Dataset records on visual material
☆ ☆ ☆ ☆ ☆ ☆ ☆

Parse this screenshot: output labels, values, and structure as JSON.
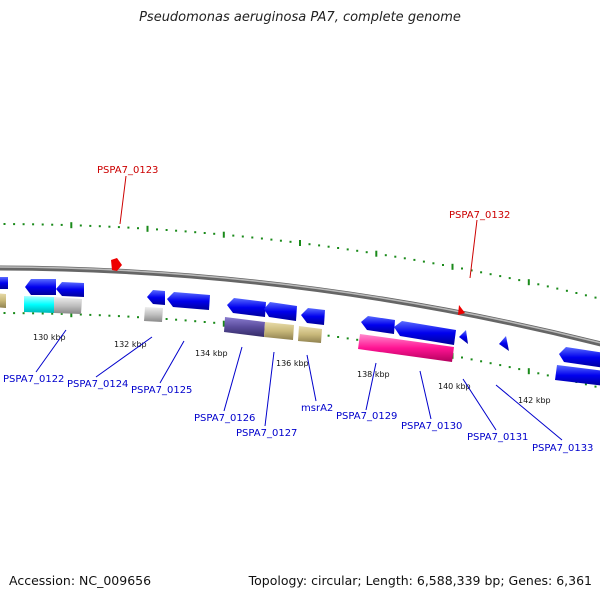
{
  "title": "Pseudomonas aeruginosa PA7, complete genome",
  "footer": {
    "accession": "Accession: NC_009656",
    "summary": "Topology: circular; Length: 6,588,339 bp; Genes: 6,361"
  },
  "ticks": [
    "130 kbp",
    "132 kbp",
    "134 kbp",
    "136 kbp",
    "138 kbp",
    "140 kbp",
    "142 kbp"
  ],
  "labels": [
    {
      "id": "PSPA7_0123",
      "text": "PSPA7_0123",
      "color": "#cc0000"
    },
    {
      "id": "PSPA7_0132",
      "text": "PSPA7_0132",
      "color": "#cc0000"
    },
    {
      "id": "PSPA7_0122",
      "text": "PSPA7_0122",
      "color": "#0000cc"
    },
    {
      "id": "PSPA7_0124",
      "text": "PSPA7_0124",
      "color": "#0000cc"
    },
    {
      "id": "PSPA7_0125",
      "text": "PSPA7_0125",
      "color": "#0000cc"
    },
    {
      "id": "PSPA7_0126",
      "text": "PSPA7_0126",
      "color": "#0000cc"
    },
    {
      "id": "PSPA7_0127",
      "text": "PSPA7_0127",
      "color": "#0000cc"
    },
    {
      "id": "msrA2",
      "text": "msrA2",
      "color": "#0000cc"
    },
    {
      "id": "PSPA7_0129",
      "text": "PSPA7_0129",
      "color": "#0000cc"
    },
    {
      "id": "PSPA7_0130",
      "text": "PSPA7_0130",
      "color": "#0000cc"
    },
    {
      "id": "PSPA7_0131",
      "text": "PSPA7_0131",
      "color": "#0000cc"
    },
    {
      "id": "PSPA7_0133",
      "text": "PSPA7_0133",
      "color": "#0000cc"
    }
  ],
  "colors": {
    "gene": "#0000ee",
    "trna_marker": "#ee0000",
    "backbone": "#888888",
    "tick": "#1a8a1a",
    "cyan": "#00ffff",
    "grey": "#c0c0c0",
    "olive": "#c8b87a",
    "purple": "#5a4c9c",
    "pink": "#ff1493"
  }
}
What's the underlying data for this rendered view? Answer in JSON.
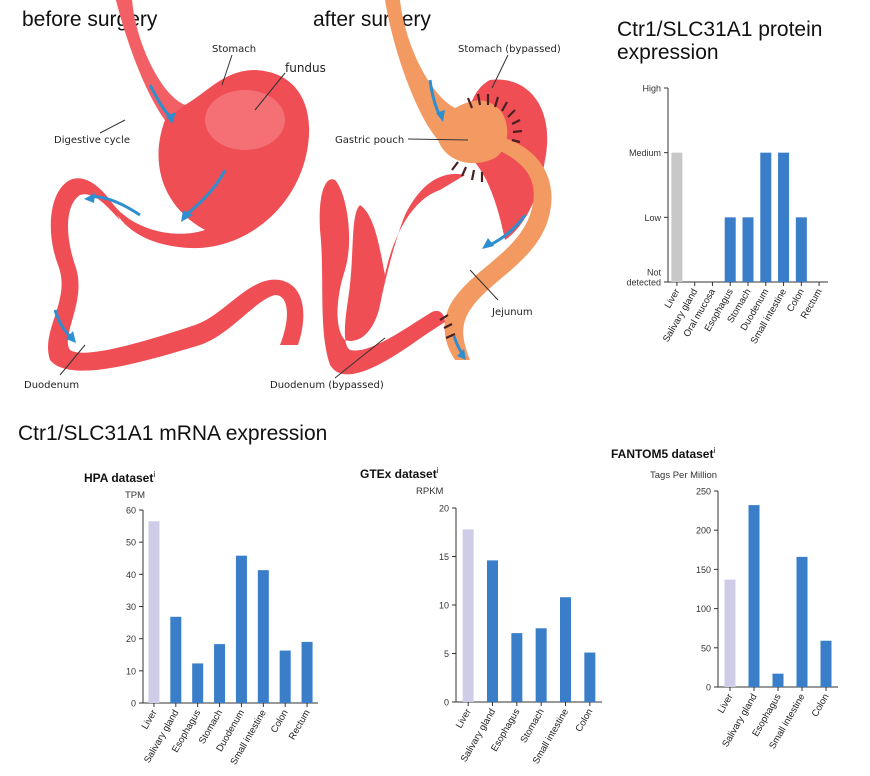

☆ ☆ ☆ ☆ ☆ ☆ ☆

## Your instructions:
Which lines in the data above hold the string "this"? Show each one.

## Expected answer:
Parse this screenshot: output labels, values, and structure as JSON.
What's the underlying data for this rendered view? Answer in JSON.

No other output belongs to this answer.